#### Input records ####

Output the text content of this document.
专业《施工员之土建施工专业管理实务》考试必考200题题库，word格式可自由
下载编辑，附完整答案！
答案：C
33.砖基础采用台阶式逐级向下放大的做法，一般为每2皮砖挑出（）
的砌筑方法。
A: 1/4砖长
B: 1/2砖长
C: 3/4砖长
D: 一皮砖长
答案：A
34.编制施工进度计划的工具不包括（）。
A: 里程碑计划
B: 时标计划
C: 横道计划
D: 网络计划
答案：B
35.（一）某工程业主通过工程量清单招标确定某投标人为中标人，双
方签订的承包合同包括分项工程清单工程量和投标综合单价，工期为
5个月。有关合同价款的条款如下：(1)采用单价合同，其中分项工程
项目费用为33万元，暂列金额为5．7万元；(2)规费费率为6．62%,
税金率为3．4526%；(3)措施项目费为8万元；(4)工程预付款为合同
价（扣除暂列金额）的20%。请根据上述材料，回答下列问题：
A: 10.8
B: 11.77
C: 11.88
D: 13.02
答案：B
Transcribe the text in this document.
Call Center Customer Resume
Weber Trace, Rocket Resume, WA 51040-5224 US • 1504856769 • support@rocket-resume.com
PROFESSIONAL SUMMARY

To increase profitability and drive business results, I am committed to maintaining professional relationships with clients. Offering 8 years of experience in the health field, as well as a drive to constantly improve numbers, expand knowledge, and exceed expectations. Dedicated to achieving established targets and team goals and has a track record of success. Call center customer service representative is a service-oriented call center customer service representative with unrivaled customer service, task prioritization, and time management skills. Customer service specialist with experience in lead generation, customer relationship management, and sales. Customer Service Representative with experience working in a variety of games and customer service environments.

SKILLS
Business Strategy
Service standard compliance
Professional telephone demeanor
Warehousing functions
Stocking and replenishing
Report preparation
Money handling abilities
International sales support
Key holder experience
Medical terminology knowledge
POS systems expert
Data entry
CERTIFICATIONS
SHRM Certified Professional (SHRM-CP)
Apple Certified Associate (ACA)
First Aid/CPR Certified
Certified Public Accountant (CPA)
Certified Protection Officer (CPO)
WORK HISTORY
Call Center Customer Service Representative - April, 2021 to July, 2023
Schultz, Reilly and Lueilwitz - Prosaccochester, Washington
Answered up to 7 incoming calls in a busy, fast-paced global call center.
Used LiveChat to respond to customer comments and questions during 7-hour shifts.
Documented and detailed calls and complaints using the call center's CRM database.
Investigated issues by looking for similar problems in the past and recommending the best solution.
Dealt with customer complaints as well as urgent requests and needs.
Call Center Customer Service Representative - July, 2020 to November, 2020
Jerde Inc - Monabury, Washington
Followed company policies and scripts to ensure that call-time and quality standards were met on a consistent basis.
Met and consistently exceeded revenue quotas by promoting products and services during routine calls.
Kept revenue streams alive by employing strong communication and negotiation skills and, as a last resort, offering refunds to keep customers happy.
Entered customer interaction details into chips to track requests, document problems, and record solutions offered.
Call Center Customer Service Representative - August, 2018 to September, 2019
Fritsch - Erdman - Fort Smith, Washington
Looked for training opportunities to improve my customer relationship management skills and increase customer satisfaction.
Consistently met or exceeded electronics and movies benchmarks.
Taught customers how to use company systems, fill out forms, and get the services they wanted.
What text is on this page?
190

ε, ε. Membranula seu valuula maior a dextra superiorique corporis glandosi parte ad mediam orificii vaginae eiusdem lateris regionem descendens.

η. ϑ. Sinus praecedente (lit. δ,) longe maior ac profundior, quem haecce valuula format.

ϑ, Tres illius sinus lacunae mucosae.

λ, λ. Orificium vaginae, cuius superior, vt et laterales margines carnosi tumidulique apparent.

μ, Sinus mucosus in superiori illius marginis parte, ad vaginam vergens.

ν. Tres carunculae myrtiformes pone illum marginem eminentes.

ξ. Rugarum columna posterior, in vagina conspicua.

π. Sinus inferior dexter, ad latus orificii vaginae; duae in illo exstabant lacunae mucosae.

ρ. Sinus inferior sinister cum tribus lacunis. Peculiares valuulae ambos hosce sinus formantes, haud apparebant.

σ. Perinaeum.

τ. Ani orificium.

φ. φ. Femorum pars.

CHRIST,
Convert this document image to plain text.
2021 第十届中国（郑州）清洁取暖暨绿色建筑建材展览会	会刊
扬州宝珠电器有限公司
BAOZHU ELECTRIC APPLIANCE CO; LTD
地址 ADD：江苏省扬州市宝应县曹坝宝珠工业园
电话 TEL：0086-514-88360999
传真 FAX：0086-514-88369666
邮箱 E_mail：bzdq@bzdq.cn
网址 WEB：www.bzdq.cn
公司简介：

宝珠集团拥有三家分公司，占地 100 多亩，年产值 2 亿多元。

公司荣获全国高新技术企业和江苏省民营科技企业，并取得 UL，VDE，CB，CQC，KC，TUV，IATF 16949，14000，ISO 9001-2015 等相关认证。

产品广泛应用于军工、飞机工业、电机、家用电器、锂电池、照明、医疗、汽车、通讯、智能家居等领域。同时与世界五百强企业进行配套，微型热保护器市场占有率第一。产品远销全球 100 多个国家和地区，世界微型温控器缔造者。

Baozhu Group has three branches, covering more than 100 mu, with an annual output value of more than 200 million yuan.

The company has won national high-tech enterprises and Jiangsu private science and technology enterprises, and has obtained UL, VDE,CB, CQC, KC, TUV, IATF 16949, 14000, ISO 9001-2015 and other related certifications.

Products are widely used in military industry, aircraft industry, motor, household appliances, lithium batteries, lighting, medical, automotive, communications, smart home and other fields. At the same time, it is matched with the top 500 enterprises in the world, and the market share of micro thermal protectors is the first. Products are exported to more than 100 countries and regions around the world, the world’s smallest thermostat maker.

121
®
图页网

####

Gather each line that holds "mucosae".

ϑ, Tres illius sinus lacunae mucosae.
π. Sinus inferior dexter, ad latus orificii vaginae; duae in illo exstabant lacunae mucosae.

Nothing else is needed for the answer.